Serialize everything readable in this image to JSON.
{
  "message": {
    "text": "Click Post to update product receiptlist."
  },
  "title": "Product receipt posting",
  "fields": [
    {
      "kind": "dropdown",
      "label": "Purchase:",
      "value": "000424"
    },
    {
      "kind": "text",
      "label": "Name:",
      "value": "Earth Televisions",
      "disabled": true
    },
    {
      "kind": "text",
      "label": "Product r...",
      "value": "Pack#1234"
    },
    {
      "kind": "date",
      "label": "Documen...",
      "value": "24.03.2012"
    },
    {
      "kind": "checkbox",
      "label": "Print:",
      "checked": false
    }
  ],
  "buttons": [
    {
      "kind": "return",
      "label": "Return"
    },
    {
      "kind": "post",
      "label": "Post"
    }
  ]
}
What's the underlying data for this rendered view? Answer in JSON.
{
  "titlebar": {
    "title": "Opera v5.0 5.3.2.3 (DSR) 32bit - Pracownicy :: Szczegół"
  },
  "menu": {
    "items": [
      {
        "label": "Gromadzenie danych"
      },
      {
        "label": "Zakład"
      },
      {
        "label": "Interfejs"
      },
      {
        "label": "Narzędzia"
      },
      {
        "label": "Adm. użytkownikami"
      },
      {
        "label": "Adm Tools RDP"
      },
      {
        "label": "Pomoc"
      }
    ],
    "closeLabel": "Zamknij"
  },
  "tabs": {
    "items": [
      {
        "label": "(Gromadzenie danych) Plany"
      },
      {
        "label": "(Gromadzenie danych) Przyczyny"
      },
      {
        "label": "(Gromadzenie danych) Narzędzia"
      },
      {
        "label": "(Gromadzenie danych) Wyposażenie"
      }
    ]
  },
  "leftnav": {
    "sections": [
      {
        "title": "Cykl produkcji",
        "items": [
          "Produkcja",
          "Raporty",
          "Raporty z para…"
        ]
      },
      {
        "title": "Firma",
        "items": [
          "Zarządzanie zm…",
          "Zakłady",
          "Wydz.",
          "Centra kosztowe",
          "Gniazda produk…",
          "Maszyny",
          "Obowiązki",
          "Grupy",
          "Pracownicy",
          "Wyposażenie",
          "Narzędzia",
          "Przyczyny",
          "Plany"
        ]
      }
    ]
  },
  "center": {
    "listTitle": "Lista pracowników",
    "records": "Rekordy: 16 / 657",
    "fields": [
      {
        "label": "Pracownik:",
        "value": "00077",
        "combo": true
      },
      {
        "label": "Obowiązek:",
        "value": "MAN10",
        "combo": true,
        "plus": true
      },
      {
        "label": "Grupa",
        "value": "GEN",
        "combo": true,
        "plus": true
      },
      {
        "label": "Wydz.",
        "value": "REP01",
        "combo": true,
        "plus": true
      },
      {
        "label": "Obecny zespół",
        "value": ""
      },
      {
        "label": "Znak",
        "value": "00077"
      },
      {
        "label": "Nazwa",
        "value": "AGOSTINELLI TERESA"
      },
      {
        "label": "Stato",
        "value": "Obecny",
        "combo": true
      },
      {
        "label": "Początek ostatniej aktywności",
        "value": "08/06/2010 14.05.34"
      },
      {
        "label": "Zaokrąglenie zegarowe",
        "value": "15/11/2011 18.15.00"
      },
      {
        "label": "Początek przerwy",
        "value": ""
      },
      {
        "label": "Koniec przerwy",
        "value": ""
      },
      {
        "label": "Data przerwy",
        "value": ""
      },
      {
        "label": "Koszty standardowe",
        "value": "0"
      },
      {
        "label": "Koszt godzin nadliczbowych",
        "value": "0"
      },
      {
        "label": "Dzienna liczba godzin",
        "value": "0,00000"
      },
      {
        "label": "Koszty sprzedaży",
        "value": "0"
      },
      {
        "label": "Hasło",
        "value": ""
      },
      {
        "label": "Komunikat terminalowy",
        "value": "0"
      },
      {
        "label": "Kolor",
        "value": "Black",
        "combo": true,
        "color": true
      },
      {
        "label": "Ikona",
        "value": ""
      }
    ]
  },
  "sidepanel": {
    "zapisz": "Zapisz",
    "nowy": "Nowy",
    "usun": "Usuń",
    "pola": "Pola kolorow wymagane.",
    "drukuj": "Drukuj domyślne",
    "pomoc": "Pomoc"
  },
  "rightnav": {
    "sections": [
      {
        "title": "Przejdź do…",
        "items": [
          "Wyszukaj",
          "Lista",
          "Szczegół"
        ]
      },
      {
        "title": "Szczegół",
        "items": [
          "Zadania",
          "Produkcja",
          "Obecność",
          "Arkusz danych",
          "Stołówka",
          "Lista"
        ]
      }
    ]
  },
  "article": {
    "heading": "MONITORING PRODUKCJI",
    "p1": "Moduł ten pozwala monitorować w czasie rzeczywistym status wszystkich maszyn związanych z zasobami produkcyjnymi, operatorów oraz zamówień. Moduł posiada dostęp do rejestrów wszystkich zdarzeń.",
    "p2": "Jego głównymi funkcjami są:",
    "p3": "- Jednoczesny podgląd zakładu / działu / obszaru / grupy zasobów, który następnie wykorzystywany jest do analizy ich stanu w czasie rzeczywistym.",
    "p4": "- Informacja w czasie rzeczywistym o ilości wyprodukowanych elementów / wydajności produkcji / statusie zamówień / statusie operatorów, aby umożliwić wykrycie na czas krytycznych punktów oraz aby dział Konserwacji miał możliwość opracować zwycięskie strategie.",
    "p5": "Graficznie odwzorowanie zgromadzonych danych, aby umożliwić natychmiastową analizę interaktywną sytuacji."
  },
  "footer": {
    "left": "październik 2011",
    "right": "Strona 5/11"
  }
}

### GIVEN PROBLEM
Reproduce the entries above in full by retyping them exactly.

### REPLY
Serialize everything readable in this image to JSON.
{
  "message": {
    "text": "Click Post to update product receiptlist."
  },
  "title": "Product receipt posting",
  "fields": [
    {
      "kind": "dropdown",
      "label": "Purchase:",
      "value": "000424"
    },
    {
      "kind": "text",
      "label": "Name:",
      "value": "Earth Televisions",
      "disabled": true
    },
    {
      "kind": "text",
      "label": "Product r...",
      "value": "Pack#1234"
    },
    {
      "kind": "date",
      "label": "Documen...",
      "value": "24.03.2012"
    },
    {
      "kind": "checkbox",
      "label": "Print:",
      "checked": false
    }
  ],
  "buttons": [
    {
      "kind": "return",
      "label": "Return"
    },
    {
      "kind": "post",
      "label": "Post"
    }
  ]
}
What's the underlying data for this rendered view? Answer in JSON.
{
  "titlebar": {
    "title": "Opera v5.0 5.3.2.3 (DSR) 32bit - Pracownicy :: Szczegół"
  },
  "menu": {
    "items": [
      {
        "label": "Gromadzenie danych"
      },
      {
        "label": "Zakład"
      },
      {
        "label": "Interfejs"
      },
      {
        "label": "Narzędzia"
      },
      {
        "label": "Adm. użytkownikami"
      },
      {
        "label": "Adm Tools RDP"
      },
      {
        "label": "Pomoc"
      }
    ],
    "closeLabel": "Zamknij"
  },
  "tabs": {
    "items": [
      {
        "label": "(Gromadzenie danych) Plany"
      },
      {
        "label": "(Gromadzenie danych) Przyczyny"
      },
      {
        "label": "(Gromadzenie danych) Narzędzia"
      },
      {
        "label": "(Gromadzenie danych) Wyposażenie"
      }
    ]
  },
  "leftnav": {
    "sections": [
      {
        "title": "Cykl produkcji",
        "items": [
          "Produkcja",
          "Raporty",
          "Raporty z para…"
        ]
      },
      {
        "title": "Firma",
        "items": [
          "Zarządzanie zm…",
          "Zakłady",
          "Wydz.",
          "Centra kosztowe",
          "Gniazda produk…",
          "Maszyny",
          "Obowiązki",
          "Grupy",
          "Pracownicy",
          "Wyposażenie",
          "Narzędzia",
          "Przyczyny",
          "Plany"
        ]
      }
    ]
  },
  "center": {
    "listTitle": "Lista pracowników",
    "records": "Rekordy: 16 / 657",
    "fields": [
      {
        "label": "Pracownik:",
        "value": "00077",
        "combo": true
      },
      {
        "label": "Obowiązek:",
        "value": "MAN10",
        "combo": true,
        "plus": true
      },
      {
        "label": "Grupa",
        "value": "GEN",
        "combo": true,
        "plus": true
      },
      {
        "label": "Wydz.",
        "value": "REP01",
        "combo": true,
        "plus": true
      },
      {
        "label": "Obecny zespół",
        "value": ""
      },
      {
        "label": "Znak",
        "value": "00077"
      },
      {
        "label": "Nazwa",
        "value": "AGOSTINELLI TERESA"
      },
      {
        "label": "Stato",
        "value": "Obecny",
        "combo": true
      },
      {
        "label": "Początek ostatniej aktywności",
        "value": "08/06/2010 14.05.34"
      },
      {
        "label": "Zaokrąglenie zegarowe",
        "value": "15/11/2011 18.15.00"
      },
      {
        "label": "Początek przerwy",
        "value": ""
      },
      {
        "label": "Koniec przerwy",
        "value": ""
      },
      {
        "label": "Data przerwy",
        "value": ""
      },
      {
        "label": "Koszty standardowe",
        "value": "0"
      },
      {
        "label": "Koszt godzin nadliczbowych",
        "value": "0"
      },
      {
        "label": "Dzienna liczba godzin",
        "value": "0,00000"
      },
      {
        "label": "Koszty sprzedaży",
        "value": "0"
      },
      {
        "label": "Hasło",
        "value": ""
      },
      {
        "label": "Komunikat terminalowy",
        "value": "0"
      },
      {
        "label": "Kolor",
        "value": "Black",
        "combo": true,
        "color": true
      },
      {
        "label": "Ikona",
        "value": ""
      }
    ]
  },
  "sidepanel": {
    "zapisz": "Zapisz",
    "nowy": "Nowy",
    "usun": "Usuń",
    "pola": "Pola kolorow wymagane.",
    "drukuj": "Drukuj domyślne",
    "pomoc": "Pomoc"
  },
  "rightnav": {
    "sections": [
      {
        "title": "Przejdź do…",
        "items": [
          "Wyszukaj",
          "Lista",
          "Szczegół"
        ]
      },
      {
        "title": "Szczegół",
        "items": [
          "Zadania",
          "Produkcja",
          "Obecność",
          "Arkusz danych",
          "Stołówka",
          "Lista"
        ]
      }
    ]
  },
  "article": {
    "heading": "MONITORING PRODUKCJI",
    "p1": "Moduł ten pozwala monitorować w czasie rzeczywistym status wszystkich maszyn związanych z zasobami produkcyjnymi, operatorów oraz zamówień. Moduł posiada dostęp do rejestrów wszystkich zdarzeń.",
    "p2": "Jego głównymi funkcjami są:",
    "p3": "- Jednoczesny podgląd zakładu / działu / obszaru / grupy zasobów, który następnie wykorzystywany jest do analizy ich stanu w czasie rzeczywistym.",
    "p4": "- Informacja w czasie rzeczywistym o ilości wyprodukowanych elementów / wydajności produkcji / statusie zamówień / statusie operatorów, aby umożliwić wykrycie na czas krytycznych punktów oraz aby dział Konserwacji miał możliwość opracować zwycięskie strategie.",
    "p5": "Graficznie odwzorowanie zgromadzonych danych, aby umożliwić natychmiastową analizę interaktywną sytuacji."
  },
  "footer": {
    "left": "październik 2011",
    "right": "Strona 5/11"
  }
}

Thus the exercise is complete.